# Required task
Locate all lines with the word "appeared". Copy them.

# Available data
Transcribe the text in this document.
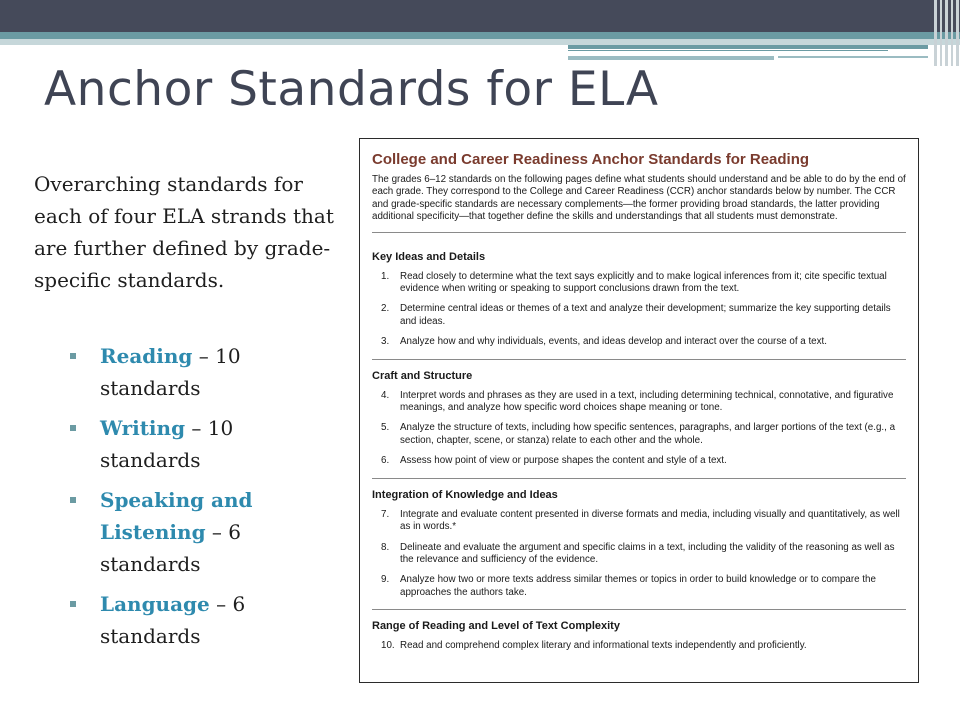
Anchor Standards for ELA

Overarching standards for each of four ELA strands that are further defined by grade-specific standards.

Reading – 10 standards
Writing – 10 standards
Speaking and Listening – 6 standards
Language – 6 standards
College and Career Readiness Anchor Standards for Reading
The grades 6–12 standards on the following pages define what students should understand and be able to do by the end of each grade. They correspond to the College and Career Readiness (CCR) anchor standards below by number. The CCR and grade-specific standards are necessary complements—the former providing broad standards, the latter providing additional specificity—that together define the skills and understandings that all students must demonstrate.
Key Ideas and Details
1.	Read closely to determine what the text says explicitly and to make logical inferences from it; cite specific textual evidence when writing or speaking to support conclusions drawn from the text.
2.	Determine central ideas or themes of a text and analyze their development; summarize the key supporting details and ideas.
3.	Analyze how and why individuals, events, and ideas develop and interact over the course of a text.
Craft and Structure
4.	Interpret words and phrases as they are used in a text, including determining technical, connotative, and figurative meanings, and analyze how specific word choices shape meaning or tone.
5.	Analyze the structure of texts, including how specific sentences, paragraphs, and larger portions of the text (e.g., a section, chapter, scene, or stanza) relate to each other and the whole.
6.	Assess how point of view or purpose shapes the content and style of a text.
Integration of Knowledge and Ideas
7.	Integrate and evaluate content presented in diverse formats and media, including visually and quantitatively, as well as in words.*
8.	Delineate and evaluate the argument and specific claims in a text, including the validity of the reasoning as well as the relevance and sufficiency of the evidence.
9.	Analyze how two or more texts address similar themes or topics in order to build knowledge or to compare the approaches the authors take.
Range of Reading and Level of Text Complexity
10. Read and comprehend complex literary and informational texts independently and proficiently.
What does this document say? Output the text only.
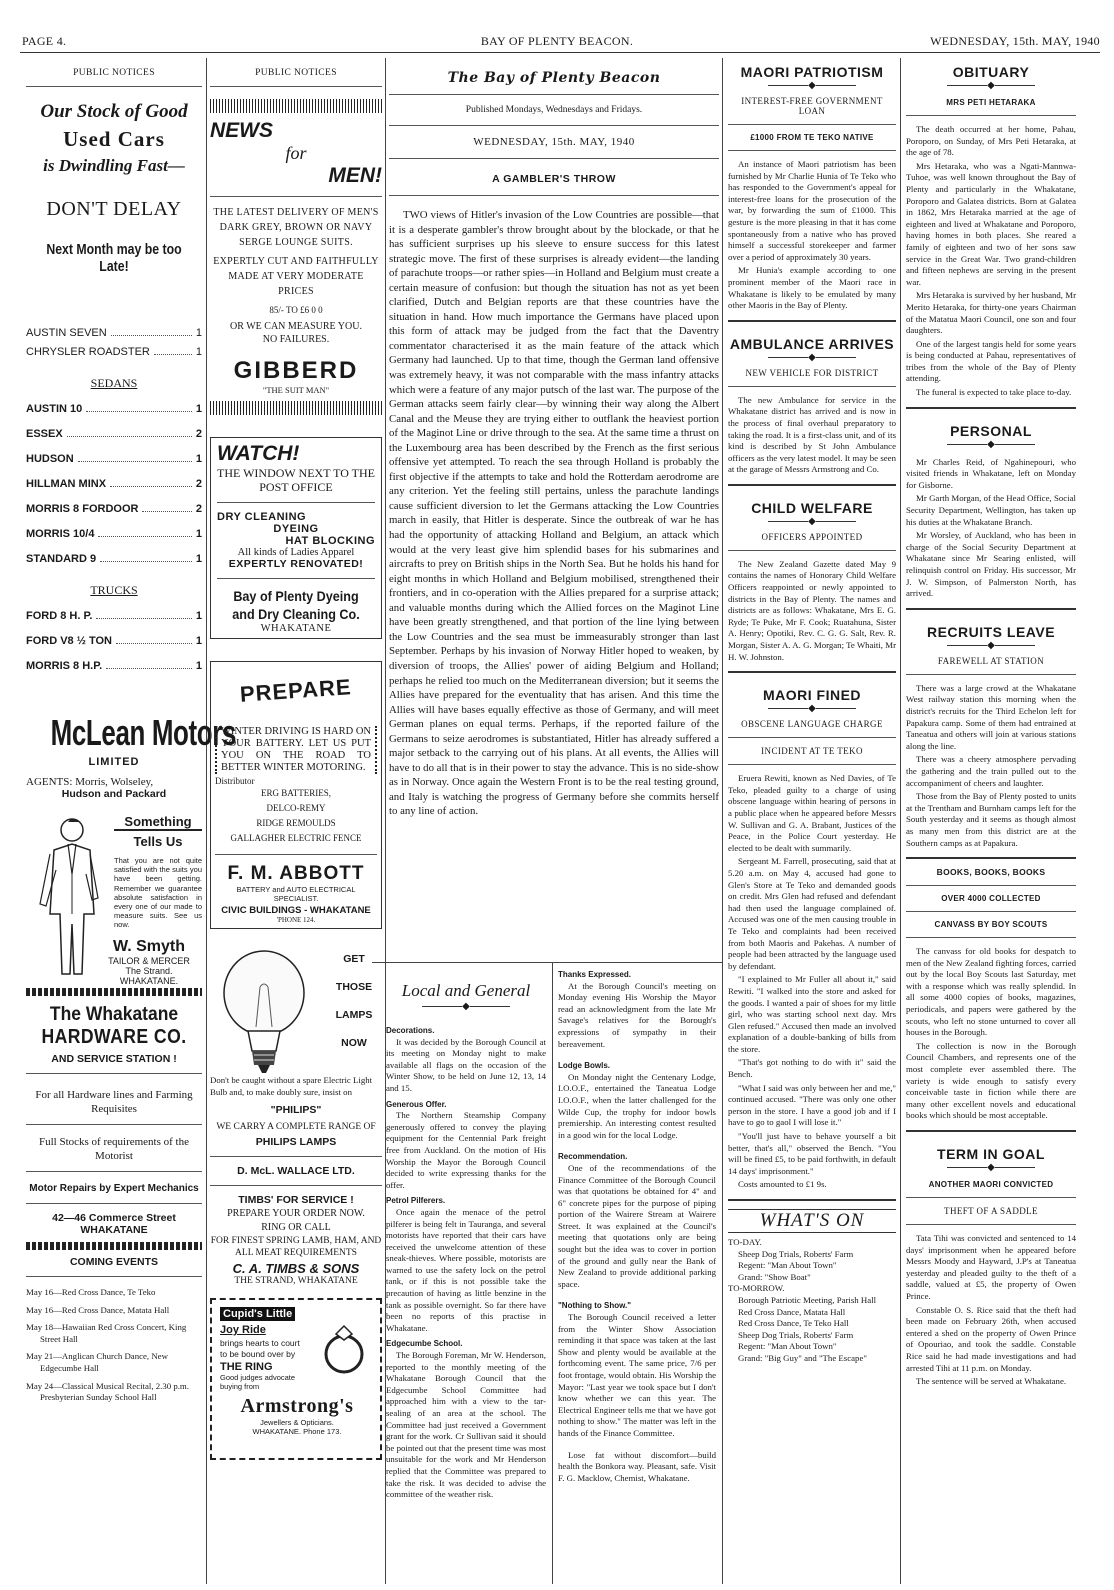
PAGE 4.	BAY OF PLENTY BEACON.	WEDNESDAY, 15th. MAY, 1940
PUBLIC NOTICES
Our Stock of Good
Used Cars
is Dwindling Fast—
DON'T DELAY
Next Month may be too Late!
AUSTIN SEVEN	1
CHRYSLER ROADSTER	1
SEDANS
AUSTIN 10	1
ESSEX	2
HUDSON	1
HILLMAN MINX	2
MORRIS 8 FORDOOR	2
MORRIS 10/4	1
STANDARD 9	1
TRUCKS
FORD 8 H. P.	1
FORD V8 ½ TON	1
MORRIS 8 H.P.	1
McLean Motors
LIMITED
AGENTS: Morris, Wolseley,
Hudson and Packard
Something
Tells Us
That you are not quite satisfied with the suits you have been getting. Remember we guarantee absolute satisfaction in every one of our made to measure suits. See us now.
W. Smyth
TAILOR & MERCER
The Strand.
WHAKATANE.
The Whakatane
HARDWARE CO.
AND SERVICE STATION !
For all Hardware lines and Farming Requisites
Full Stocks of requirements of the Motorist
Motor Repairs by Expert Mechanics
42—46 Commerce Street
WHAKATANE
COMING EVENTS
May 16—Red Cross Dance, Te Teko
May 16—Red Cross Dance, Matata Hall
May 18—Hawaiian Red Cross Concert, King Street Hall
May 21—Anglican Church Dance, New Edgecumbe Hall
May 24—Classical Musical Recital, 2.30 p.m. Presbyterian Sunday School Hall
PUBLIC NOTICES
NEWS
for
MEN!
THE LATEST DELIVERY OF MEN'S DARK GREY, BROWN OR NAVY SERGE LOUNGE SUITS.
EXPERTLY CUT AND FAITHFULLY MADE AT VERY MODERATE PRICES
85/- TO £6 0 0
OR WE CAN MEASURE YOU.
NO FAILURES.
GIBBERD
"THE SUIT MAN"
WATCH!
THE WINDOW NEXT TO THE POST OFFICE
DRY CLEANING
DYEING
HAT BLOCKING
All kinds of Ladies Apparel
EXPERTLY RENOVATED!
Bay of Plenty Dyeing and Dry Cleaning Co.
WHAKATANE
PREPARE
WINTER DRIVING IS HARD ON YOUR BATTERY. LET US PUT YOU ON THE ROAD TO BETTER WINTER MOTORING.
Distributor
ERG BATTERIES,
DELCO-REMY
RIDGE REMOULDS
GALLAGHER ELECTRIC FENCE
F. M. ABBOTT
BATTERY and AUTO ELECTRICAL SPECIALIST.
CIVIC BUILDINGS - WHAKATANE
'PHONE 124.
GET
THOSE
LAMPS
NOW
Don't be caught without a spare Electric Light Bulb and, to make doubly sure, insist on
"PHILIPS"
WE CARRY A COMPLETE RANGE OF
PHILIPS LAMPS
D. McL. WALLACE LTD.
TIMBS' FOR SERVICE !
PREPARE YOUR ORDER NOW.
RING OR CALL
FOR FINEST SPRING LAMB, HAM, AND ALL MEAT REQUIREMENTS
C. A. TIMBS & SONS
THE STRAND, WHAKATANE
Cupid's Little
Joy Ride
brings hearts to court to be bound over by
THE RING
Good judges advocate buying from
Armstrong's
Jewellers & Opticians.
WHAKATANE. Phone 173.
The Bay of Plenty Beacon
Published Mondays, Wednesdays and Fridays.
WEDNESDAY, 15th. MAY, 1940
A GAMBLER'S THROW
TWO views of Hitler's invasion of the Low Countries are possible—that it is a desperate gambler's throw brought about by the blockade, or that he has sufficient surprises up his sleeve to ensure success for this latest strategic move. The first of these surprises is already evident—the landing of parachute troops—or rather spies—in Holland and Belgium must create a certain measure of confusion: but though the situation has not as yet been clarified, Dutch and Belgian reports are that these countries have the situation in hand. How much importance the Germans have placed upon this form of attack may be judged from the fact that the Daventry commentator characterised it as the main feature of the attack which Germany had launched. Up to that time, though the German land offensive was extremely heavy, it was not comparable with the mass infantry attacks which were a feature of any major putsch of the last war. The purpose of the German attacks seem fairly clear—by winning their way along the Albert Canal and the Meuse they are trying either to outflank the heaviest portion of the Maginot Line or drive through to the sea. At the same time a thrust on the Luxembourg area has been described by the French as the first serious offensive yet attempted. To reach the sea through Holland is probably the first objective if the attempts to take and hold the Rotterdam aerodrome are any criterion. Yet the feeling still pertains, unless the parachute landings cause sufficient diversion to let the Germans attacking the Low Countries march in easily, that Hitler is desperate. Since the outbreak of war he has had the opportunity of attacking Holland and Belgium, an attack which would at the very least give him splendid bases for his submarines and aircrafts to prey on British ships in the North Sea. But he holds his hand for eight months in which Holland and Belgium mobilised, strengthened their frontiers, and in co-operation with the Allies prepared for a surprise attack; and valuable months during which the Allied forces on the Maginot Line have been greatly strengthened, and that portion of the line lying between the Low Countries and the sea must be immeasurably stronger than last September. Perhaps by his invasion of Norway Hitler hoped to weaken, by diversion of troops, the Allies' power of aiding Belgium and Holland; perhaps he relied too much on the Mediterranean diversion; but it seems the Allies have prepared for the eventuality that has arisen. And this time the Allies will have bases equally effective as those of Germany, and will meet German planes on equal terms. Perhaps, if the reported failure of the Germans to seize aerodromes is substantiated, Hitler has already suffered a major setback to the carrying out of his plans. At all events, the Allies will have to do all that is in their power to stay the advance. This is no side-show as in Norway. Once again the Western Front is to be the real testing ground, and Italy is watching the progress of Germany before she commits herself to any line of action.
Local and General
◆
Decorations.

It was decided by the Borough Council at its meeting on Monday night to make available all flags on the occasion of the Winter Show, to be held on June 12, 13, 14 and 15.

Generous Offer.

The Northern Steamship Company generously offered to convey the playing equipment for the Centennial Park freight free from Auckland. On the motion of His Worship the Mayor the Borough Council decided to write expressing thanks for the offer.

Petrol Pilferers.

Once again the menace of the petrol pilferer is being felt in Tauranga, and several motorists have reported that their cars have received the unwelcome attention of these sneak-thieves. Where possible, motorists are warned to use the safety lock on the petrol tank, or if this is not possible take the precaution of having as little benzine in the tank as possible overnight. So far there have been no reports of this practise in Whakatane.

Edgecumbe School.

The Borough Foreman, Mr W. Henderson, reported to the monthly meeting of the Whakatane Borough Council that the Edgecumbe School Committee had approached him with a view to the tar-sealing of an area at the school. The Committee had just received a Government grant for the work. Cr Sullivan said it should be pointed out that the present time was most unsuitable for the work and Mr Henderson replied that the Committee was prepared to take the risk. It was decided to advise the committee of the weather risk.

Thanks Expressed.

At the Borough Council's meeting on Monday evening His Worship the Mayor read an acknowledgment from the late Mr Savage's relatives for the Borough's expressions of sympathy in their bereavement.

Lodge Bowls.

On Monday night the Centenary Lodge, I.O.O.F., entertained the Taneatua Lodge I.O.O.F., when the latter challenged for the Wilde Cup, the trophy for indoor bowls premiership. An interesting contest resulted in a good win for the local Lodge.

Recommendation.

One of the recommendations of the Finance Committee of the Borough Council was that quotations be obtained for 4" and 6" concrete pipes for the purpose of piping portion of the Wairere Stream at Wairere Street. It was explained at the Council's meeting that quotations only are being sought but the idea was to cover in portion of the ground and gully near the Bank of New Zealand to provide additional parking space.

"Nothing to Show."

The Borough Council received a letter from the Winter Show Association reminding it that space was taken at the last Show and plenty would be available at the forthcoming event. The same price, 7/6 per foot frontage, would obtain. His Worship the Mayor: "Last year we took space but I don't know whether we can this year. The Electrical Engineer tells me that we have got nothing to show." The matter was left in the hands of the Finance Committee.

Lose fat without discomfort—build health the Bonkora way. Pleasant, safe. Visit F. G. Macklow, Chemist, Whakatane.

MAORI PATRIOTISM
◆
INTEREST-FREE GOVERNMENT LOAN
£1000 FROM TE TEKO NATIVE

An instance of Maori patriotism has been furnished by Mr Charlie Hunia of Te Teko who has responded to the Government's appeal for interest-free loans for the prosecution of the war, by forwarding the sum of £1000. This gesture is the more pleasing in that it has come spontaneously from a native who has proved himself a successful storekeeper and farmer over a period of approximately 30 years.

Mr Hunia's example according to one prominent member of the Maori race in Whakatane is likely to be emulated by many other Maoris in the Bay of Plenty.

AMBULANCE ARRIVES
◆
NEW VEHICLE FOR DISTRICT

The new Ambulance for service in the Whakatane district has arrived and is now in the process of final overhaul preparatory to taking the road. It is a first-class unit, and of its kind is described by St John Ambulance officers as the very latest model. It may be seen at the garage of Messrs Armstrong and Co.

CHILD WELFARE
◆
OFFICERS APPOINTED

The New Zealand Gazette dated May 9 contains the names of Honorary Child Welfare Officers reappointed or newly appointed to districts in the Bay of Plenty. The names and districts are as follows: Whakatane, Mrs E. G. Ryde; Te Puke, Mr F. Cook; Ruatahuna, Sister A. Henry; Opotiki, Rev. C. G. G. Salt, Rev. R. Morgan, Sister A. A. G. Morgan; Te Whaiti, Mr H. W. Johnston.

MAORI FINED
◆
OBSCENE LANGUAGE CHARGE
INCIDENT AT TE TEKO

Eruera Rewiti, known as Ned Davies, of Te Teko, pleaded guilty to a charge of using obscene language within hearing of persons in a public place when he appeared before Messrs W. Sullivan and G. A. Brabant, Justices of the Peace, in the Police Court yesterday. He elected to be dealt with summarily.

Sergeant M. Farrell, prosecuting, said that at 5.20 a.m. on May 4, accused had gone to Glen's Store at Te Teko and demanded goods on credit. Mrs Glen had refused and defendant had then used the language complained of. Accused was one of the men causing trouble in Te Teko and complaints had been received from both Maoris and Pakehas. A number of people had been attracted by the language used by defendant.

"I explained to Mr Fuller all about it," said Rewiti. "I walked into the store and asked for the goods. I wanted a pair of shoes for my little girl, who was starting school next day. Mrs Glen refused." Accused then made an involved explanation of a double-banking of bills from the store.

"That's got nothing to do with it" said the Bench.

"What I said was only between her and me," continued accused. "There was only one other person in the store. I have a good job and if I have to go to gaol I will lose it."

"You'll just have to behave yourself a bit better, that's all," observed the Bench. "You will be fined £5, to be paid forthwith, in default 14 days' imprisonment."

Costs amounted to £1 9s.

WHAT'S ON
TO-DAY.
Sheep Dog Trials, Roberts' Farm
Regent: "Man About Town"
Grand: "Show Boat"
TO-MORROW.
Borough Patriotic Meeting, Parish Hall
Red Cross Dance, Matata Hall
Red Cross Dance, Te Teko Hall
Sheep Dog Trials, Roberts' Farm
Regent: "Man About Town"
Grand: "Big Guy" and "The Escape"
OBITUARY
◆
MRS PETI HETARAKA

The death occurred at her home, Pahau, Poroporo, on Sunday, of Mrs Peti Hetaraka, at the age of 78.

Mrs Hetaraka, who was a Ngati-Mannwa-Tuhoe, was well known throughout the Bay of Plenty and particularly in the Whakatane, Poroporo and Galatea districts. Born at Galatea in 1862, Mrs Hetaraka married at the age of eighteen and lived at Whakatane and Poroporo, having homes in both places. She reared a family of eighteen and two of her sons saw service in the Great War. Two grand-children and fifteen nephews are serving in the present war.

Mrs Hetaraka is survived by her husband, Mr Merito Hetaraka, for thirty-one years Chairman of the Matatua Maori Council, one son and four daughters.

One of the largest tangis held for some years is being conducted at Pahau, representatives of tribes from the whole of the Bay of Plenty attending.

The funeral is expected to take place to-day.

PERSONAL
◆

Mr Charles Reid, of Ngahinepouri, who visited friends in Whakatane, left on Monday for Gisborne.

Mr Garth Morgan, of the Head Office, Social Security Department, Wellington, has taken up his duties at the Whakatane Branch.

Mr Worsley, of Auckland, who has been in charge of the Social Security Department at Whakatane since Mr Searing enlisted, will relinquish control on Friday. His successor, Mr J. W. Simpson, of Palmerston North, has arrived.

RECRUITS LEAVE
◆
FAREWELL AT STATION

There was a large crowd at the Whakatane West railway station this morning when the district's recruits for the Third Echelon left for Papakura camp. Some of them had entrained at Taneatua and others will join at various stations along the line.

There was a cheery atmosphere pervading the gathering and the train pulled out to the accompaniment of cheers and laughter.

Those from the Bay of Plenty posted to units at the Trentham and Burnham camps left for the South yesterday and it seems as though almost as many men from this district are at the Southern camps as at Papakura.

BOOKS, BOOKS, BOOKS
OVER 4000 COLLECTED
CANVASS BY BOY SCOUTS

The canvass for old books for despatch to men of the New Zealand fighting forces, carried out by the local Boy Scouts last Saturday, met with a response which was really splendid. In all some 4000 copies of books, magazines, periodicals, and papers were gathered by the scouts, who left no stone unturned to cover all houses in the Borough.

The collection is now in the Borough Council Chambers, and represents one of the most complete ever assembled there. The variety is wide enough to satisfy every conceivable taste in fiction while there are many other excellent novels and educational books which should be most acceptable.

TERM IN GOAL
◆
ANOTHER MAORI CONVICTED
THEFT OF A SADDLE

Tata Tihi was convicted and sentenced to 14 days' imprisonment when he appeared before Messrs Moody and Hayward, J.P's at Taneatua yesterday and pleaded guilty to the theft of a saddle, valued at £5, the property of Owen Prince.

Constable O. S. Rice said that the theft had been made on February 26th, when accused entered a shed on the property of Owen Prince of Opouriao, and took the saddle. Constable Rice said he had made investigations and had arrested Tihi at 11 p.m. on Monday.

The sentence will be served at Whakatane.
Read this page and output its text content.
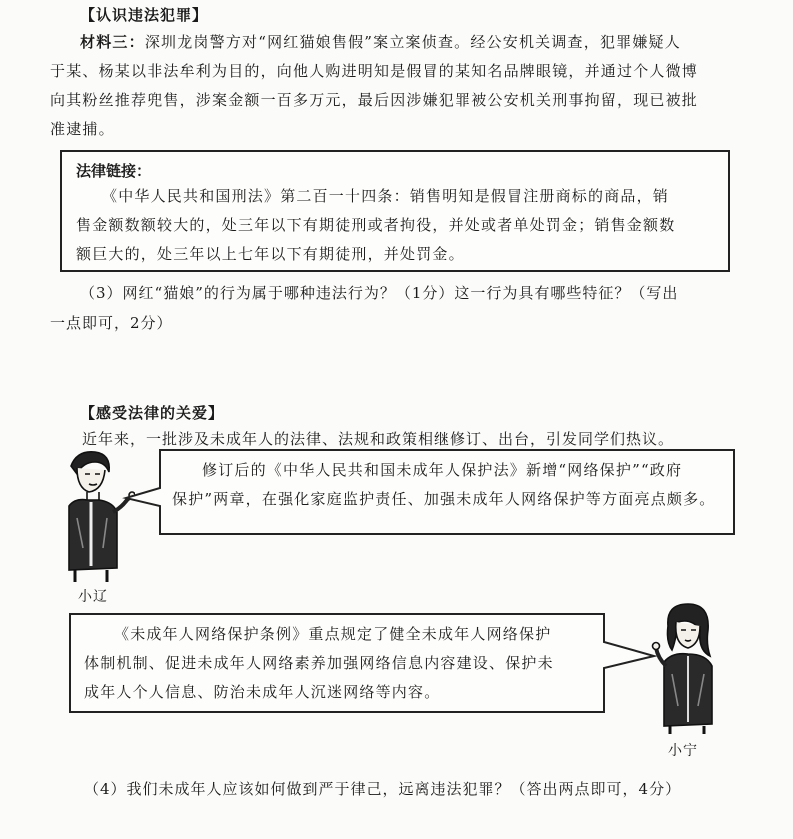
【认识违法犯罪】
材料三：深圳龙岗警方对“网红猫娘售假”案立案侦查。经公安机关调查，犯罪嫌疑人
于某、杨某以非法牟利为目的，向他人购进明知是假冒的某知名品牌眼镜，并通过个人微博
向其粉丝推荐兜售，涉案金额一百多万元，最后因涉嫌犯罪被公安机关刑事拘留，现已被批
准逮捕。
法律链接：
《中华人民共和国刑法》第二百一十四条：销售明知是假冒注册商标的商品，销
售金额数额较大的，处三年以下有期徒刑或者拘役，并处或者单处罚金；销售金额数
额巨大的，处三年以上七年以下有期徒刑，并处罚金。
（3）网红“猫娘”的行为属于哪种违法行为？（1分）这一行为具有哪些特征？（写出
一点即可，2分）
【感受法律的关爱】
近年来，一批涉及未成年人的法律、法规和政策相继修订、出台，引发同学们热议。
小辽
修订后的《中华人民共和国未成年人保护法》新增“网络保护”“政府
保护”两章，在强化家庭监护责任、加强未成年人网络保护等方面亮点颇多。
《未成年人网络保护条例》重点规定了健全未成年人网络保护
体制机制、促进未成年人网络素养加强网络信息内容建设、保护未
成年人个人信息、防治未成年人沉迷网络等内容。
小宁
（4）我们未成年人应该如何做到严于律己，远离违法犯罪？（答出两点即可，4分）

# Exercise result
Eruera Rewiti, known as Ned Davies, of Te Teko, pleaded guilty to a charge of using obscene language within hearing of persons in a public place when he appeared before Messrs W. Sullivan and G. A. Brabant, Justices of the Peace, in the Police Court yesterday. He elected to be dealt with summarily.
Tata Tihi was convicted and sentenced to 14 days' imprisonment when he appeared before Messrs Moody and Hayward, J.P's at Taneatua yesterday and pleaded guilty to the theft of a saddle, valued at £5, the property of Owen Prince.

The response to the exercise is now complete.